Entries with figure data
* Begin *

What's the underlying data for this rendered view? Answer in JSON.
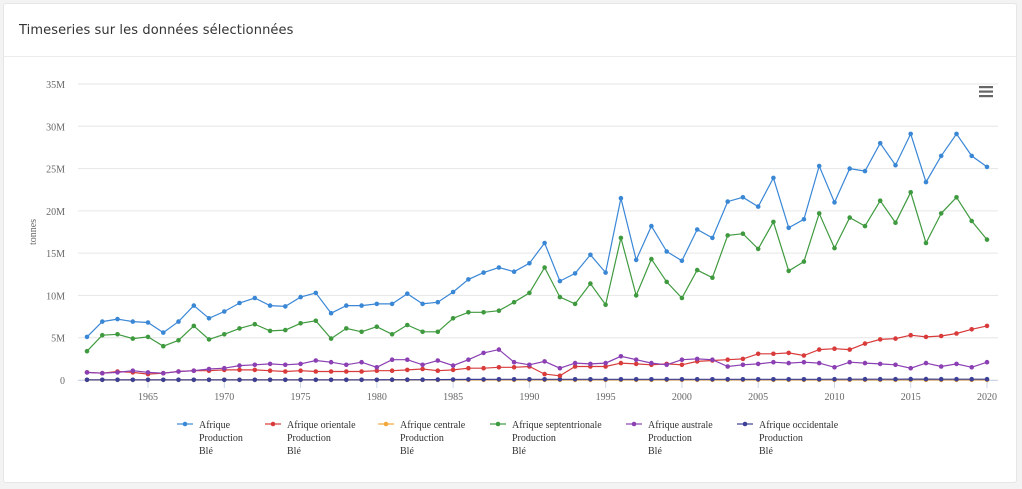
{
  "card": {
    "title": "Timeseries sur les données sélectionnées"
  },
  "toolbar": {
    "menu_icon": "hamburger-menu-icon"
  },
  "chart_data": {
    "type": "line",
    "title": "",
    "ylabel": "tonnes",
    "xlabel": "",
    "xlim": [
      1961,
      2020
    ],
    "ylim": [
      0,
      35000000
    ],
    "grid": true,
    "legend_position": "bottom",
    "x_ticks": [
      1965,
      1970,
      1975,
      1980,
      1985,
      1990,
      1995,
      2000,
      2005,
      2010,
      2015,
      2020
    ],
    "y_ticks": [
      0,
      5000000,
      10000000,
      15000000,
      20000000,
      25000000,
      30000000,
      35000000
    ],
    "y_tick_labels": [
      "0",
      "5M",
      "10M",
      "15M",
      "20M",
      "25M",
      "30M",
      "35M"
    ],
    "x": [
      1961,
      1962,
      1963,
      1964,
      1965,
      1966,
      1967,
      1968,
      1969,
      1970,
      1971,
      1972,
      1973,
      1974,
      1975,
      1976,
      1977,
      1978,
      1979,
      1980,
      1981,
      1982,
      1983,
      1984,
      1985,
      1986,
      1987,
      1988,
      1989,
      1990,
      1991,
      1992,
      1993,
      1994,
      1995,
      1996,
      1997,
      1998,
      1999,
      2000,
      2001,
      2002,
      2003,
      2004,
      2005,
      2006,
      2007,
      2008,
      2009,
      2010,
      2011,
      2012,
      2013,
      2014,
      2015,
      2016,
      2017,
      2018,
      2019,
      2020
    ],
    "series": [
      {
        "name": "Afrique",
        "legend_lines": [
          "Afrique",
          "Production",
          "Blé"
        ],
        "color": "#3a87d6",
        "values": [
          5.1,
          6.9,
          7.2,
          6.9,
          6.8,
          5.6,
          6.9,
          8.8,
          7.3,
          8.1,
          9.1,
          9.7,
          8.8,
          8.7,
          9.8,
          10.3,
          7.9,
          8.8,
          8.8,
          9.0,
          9.0,
          10.2,
          9.0,
          9.2,
          10.4,
          11.9,
          12.7,
          13.3,
          12.8,
          13.8,
          16.2,
          11.7,
          12.6,
          14.8,
          12.7,
          21.5,
          14.2,
          18.2,
          15.2,
          14.1,
          17.8,
          16.8,
          21.1,
          21.6,
          20.5,
          23.9,
          18.0,
          19.0,
          25.3,
          21.0,
          25.0,
          24.7,
          28.0,
          25.4,
          29.1,
          23.4,
          26.5,
          29.1,
          26.5,
          25.2
        ]
      },
      {
        "name": "Afrique orientale",
        "legend_lines": [
          "Afrique orientale",
          "Production",
          "Blé"
        ],
        "color": "#d93a3a",
        "values": [
          0.9,
          0.8,
          1.0,
          0.9,
          0.7,
          0.8,
          1.0,
          1.1,
          1.1,
          1.2,
          1.2,
          1.2,
          1.1,
          1.0,
          1.1,
          1.0,
          1.0,
          1.0,
          1.0,
          1.1,
          1.1,
          1.2,
          1.3,
          1.1,
          1.2,
          1.4,
          1.4,
          1.5,
          1.5,
          1.6,
          0.7,
          0.5,
          1.6,
          1.6,
          1.6,
          2.0,
          1.9,
          1.8,
          1.9,
          1.8,
          2.2,
          2.3,
          2.4,
          2.5,
          3.1,
          3.1,
          3.2,
          2.9,
          3.6,
          3.7,
          3.6,
          4.3,
          4.8,
          4.9,
          5.3,
          5.1,
          5.2,
          5.5,
          6.0,
          6.4
        ]
      },
      {
        "name": "Afrique centrale",
        "legend_lines": [
          "Afrique centrale",
          "Production",
          "Blé"
        ],
        "color": "#f3a83a",
        "values": [
          0.01,
          0.01,
          0.01,
          0.01,
          0.01,
          0.01,
          0.01,
          0.01,
          0.01,
          0.01,
          0.01,
          0.01,
          0.01,
          0.01,
          0.01,
          0.01,
          0.01,
          0.01,
          0.01,
          0.01,
          0.01,
          0.01,
          0.01,
          0.01,
          0.01,
          0.01,
          0.01,
          0.01,
          0.01,
          0.01,
          0.01,
          0.01,
          0.01,
          0.01,
          0.01,
          0.01,
          0.01,
          0.01,
          0.01,
          0.01,
          0.01,
          0.01,
          0.01,
          0.01,
          0.01,
          0.01,
          0.01,
          0.01,
          0.01,
          0.01,
          0.01,
          0.01,
          0.01,
          0.01,
          0.01,
          0.01,
          0.01,
          0.01,
          0.01,
          0.01
        ]
      },
      {
        "name": "Afrique septentrionale",
        "legend_lines": [
          "Afrique septentrionale",
          "Production",
          "Blé"
        ],
        "color": "#3f9a3f",
        "values": [
          3.4,
          5.3,
          5.4,
          4.9,
          5.1,
          4.0,
          4.7,
          6.4,
          4.8,
          5.4,
          6.1,
          6.6,
          5.8,
          5.9,
          6.7,
          7.0,
          4.9,
          6.1,
          5.7,
          6.3,
          5.4,
          6.5,
          5.7,
          5.7,
          7.3,
          8.0,
          8.0,
          8.2,
          9.2,
          10.3,
          13.3,
          9.8,
          9.0,
          11.4,
          8.9,
          16.8,
          10.0,
          14.3,
          11.6,
          9.7,
          13.0,
          12.1,
          17.1,
          17.3,
          15.5,
          18.7,
          12.9,
          14.0,
          19.7,
          15.6,
          19.2,
          18.2,
          21.2,
          18.6,
          22.2,
          16.2,
          19.7,
          21.6,
          18.8,
          16.6
        ]
      },
      {
        "name": "Afrique australe",
        "legend_lines": [
          "Afrique australe",
          "Production",
          "Blé"
        ],
        "color": "#8a3fb3",
        "values": [
          0.9,
          0.8,
          0.9,
          1.1,
          0.9,
          0.8,
          1.0,
          1.1,
          1.3,
          1.4,
          1.7,
          1.8,
          1.9,
          1.8,
          1.9,
          2.3,
          2.1,
          1.8,
          2.1,
          1.5,
          2.4,
          2.4,
          1.8,
          2.3,
          1.7,
          2.4,
          3.2,
          3.6,
          2.1,
          1.8,
          2.2,
          1.4,
          2.0,
          1.9,
          2.0,
          2.8,
          2.4,
          2.0,
          1.8,
          2.4,
          2.5,
          2.4,
          1.6,
          1.8,
          1.9,
          2.1,
          2.0,
          2.1,
          2.0,
          1.5,
          2.1,
          2.0,
          1.9,
          1.8,
          1.4,
          2.0,
          1.6,
          1.9,
          1.5,
          2.1
        ]
      },
      {
        "name": "Afrique occidentale",
        "legend_lines": [
          "Afrique occidentale",
          "Production",
          "Blé"
        ],
        "color": "#3b3f96",
        "values": [
          0.02,
          0.02,
          0.02,
          0.02,
          0.02,
          0.02,
          0.02,
          0.02,
          0.02,
          0.02,
          0.02,
          0.02,
          0.02,
          0.02,
          0.02,
          0.02,
          0.02,
          0.02,
          0.02,
          0.02,
          0.03,
          0.03,
          0.04,
          0.05,
          0.06,
          0.07,
          0.07,
          0.08,
          0.08,
          0.08,
          0.08,
          0.08,
          0.08,
          0.08,
          0.08,
          0.08,
          0.08,
          0.08,
          0.08,
          0.08,
          0.08,
          0.08,
          0.08,
          0.08,
          0.08,
          0.08,
          0.08,
          0.08,
          0.08,
          0.09,
          0.09,
          0.1,
          0.1,
          0.1,
          0.11,
          0.11,
          0.1,
          0.1,
          0.1,
          0.1
        ]
      }
    ]
  }
}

* End *

Problem to solve —
Scan the material and collect every line that contains "septentrionale".

Written solution —
        "name": "Afrique septentrionale",
          "Afrique septentrionale",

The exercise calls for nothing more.